Could you write out the records below exactly as they appear?
# Start of Material for this exercise
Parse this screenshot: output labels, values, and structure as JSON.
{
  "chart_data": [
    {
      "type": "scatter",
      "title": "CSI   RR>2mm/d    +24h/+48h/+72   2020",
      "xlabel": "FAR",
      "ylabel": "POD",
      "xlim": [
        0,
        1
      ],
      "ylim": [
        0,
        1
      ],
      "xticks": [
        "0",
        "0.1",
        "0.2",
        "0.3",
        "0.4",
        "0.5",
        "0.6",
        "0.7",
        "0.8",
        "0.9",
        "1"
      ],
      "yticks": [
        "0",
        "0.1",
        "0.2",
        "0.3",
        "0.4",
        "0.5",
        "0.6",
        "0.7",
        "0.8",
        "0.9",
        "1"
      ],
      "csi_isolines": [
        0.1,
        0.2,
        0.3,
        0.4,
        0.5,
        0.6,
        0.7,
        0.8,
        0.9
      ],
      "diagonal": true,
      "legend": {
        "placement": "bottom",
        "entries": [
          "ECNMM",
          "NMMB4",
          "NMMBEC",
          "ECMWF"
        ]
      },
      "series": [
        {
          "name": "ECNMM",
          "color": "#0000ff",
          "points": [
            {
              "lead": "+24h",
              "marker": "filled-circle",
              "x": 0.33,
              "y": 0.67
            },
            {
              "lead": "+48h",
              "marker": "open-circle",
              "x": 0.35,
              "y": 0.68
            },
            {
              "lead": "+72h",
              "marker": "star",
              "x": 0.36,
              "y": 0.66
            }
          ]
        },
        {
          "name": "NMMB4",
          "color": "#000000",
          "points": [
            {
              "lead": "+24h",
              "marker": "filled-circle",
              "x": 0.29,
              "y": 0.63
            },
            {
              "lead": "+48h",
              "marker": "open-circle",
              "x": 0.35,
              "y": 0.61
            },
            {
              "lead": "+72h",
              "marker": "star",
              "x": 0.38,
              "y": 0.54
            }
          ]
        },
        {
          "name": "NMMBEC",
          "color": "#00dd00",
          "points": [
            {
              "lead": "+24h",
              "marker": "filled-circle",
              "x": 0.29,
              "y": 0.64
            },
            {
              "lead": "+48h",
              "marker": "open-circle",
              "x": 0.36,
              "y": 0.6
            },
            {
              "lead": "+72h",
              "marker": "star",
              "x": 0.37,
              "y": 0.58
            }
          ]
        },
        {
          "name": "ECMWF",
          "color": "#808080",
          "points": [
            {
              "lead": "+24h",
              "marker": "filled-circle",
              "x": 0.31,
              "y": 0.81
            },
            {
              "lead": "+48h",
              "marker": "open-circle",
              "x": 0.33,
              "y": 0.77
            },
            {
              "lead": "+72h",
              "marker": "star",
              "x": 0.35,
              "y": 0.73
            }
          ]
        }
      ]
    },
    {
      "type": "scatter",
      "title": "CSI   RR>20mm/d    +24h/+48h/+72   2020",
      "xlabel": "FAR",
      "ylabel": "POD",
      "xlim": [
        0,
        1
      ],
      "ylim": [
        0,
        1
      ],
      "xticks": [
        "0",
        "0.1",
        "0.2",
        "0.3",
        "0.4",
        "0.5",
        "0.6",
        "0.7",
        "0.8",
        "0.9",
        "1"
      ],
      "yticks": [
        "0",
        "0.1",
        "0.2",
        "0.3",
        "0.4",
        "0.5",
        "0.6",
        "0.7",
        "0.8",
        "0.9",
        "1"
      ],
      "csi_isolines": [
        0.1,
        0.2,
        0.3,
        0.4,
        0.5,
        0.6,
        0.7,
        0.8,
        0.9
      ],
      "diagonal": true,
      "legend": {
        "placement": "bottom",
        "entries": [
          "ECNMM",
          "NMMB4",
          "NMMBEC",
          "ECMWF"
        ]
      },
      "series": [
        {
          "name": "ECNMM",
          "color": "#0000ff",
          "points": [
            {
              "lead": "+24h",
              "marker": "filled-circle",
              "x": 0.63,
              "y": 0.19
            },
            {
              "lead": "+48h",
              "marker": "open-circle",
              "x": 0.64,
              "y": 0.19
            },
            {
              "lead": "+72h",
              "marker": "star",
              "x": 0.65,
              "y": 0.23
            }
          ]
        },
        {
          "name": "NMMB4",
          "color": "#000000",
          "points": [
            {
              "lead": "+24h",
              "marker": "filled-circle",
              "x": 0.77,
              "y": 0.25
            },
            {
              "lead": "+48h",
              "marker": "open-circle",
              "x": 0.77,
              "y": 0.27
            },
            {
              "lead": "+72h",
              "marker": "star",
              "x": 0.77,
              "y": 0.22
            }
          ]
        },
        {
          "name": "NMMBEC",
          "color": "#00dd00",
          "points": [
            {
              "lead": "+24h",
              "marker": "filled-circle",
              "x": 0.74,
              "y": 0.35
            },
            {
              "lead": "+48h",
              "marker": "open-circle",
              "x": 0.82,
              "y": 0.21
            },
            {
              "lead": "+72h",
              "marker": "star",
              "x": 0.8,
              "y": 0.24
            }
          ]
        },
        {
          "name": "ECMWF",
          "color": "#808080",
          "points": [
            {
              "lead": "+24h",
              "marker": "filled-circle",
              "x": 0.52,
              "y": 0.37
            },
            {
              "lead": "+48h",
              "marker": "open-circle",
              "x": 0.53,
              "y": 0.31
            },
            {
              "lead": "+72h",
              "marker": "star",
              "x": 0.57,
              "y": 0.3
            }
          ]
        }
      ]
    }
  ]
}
# End of Material for this exercise
Full output
Parse this screenshot: output labels, values, and structure as JSON.
{
  "chart_data": [
    {
      "type": "scatter",
      "title": "CSI   RR>2mm/d    +24h/+48h/+72   2020",
      "xlabel": "FAR",
      "ylabel": "POD",
      "xlim": [
        0,
        1
      ],
      "ylim": [
        0,
        1
      ],
      "xticks": [
        "0",
        "0.1",
        "0.2",
        "0.3",
        "0.4",
        "0.5",
        "0.6",
        "0.7",
        "0.8",
        "0.9",
        "1"
      ],
      "yticks": [
        "0",
        "0.1",
        "0.2",
        "0.3",
        "0.4",
        "0.5",
        "0.6",
        "0.7",
        "0.8",
        "0.9",
        "1"
      ],
      "csi_isolines": [
        0.1,
        0.2,
        0.3,
        0.4,
        0.5,
        0.6,
        0.7,
        0.8,
        0.9
      ],
      "diagonal": true,
      "legend": {
        "placement": "bottom",
        "entries": [
          "ECNMM",
          "NMMB4",
          "NMMBEC",
          "ECMWF"
        ]
      },
      "series": [
        {
          "name": "ECNMM",
          "color": "#0000ff",
          "points": [
            {
              "lead": "+24h",
              "marker": "filled-circle",
              "x": 0.33,
              "y": 0.67
            },
            {
              "lead": "+48h",
              "marker": "open-circle",
              "x": 0.35,
              "y": 0.68
            },
            {
              "lead": "+72h",
              "marker": "star",
              "x": 0.36,
              "y": 0.66
            }
          ]
        },
        {
          "name": "NMMB4",
          "color": "#000000",
          "points": [
            {
              "lead": "+24h",
              "marker": "filled-circle",
              "x": 0.29,
              "y": 0.63
            },
            {
              "lead": "+48h",
              "marker": "open-circle",
              "x": 0.35,
              "y": 0.61
            },
            {
              "lead": "+72h",
              "marker": "star",
              "x": 0.38,
              "y": 0.54
            }
          ]
        },
        {
          "name": "NMMBEC",
          "color": "#00dd00",
          "points": [
            {
              "lead": "+24h",
              "marker": "filled-circle",
              "x": 0.29,
              "y": 0.64
            },
            {
              "lead": "+48h",
              "marker": "open-circle",
              "x": 0.36,
              "y": 0.6
            },
            {
              "lead": "+72h",
              "marker": "star",
              "x": 0.37,
              "y": 0.58
            }
          ]
        },
        {
          "name": "ECMWF",
          "color": "#808080",
          "points": [
            {
              "lead": "+24h",
              "marker": "filled-circle",
              "x": 0.31,
              "y": 0.81
            },
            {
              "lead": "+48h",
              "marker": "open-circle",
              "x": 0.33,
              "y": 0.77
            },
            {
              "lead": "+72h",
              "marker": "star",
              "x": 0.35,
              "y": 0.73
            }
          ]
        }
      ]
    },
    {
      "type": "scatter",
      "title": "CSI   RR>20mm/d    +24h/+48h/+72   2020",
      "xlabel": "FAR",
      "ylabel": "POD",
      "xlim": [
        0,
        1
      ],
      "ylim": [
        0,
        1
      ],
      "xticks": [
        "0",
        "0.1",
        "0.2",
        "0.3",
        "0.4",
        "0.5",
        "0.6",
        "0.7",
        "0.8",
        "0.9",
        "1"
      ],
      "yticks": [
        "0",
        "0.1",
        "0.2",
        "0.3",
        "0.4",
        "0.5",
        "0.6",
        "0.7",
        "0.8",
        "0.9",
        "1"
      ],
      "csi_isolines": [
        0.1,
        0.2,
        0.3,
        0.4,
        0.5,
        0.6,
        0.7,
        0.8,
        0.9
      ],
      "diagonal": true,
      "legend": {
        "placement": "bottom",
        "entries": [
          "ECNMM",
          "NMMB4",
          "NMMBEC",
          "ECMWF"
        ]
      },
      "series": [
        {
          "name": "ECNMM",
          "color": "#0000ff",
          "points": [
            {
              "lead": "+24h",
              "marker": "filled-circle",
              "x": 0.63,
              "y": 0.19
            },
            {
              "lead": "+48h",
              "marker": "open-circle",
              "x": 0.64,
              "y": 0.19
            },
            {
              "lead": "+72h",
              "marker": "star",
              "x": 0.65,
              "y": 0.23
            }
          ]
        },
        {
          "name": "NMMB4",
          "color": "#000000",
          "points": [
            {
              "lead": "+24h",
              "marker": "filled-circle",
              "x": 0.77,
              "y": 0.25
            },
            {
              "lead": "+48h",
              "marker": "open-circle",
              "x": 0.77,
              "y": 0.27
            },
            {
              "lead": "+72h",
              "marker": "star",
              "x": 0.77,
              "y": 0.22
            }
          ]
        },
        {
          "name": "NMMBEC",
          "color": "#00dd00",
          "points": [
            {
              "lead": "+24h",
              "marker": "filled-circle",
              "x": 0.74,
              "y": 0.35
            },
            {
              "lead": "+48h",
              "marker": "open-circle",
              "x": 0.82,
              "y": 0.21
            },
            {
              "lead": "+72h",
              "marker": "star",
              "x": 0.8,
              "y": 0.24
            }
          ]
        },
        {
          "name": "ECMWF",
          "color": "#808080",
          "points": [
            {
              "lead": "+24h",
              "marker": "filled-circle",
              "x": 0.52,
              "y": 0.37
            },
            {
              "lead": "+48h",
              "marker": "open-circle",
              "x": 0.53,
              "y": 0.31
            },
            {
              "lead": "+72h",
              "marker": "star",
              "x": 0.57,
              "y": 0.3
            }
          ]
        }
      ]
    }
  ]
}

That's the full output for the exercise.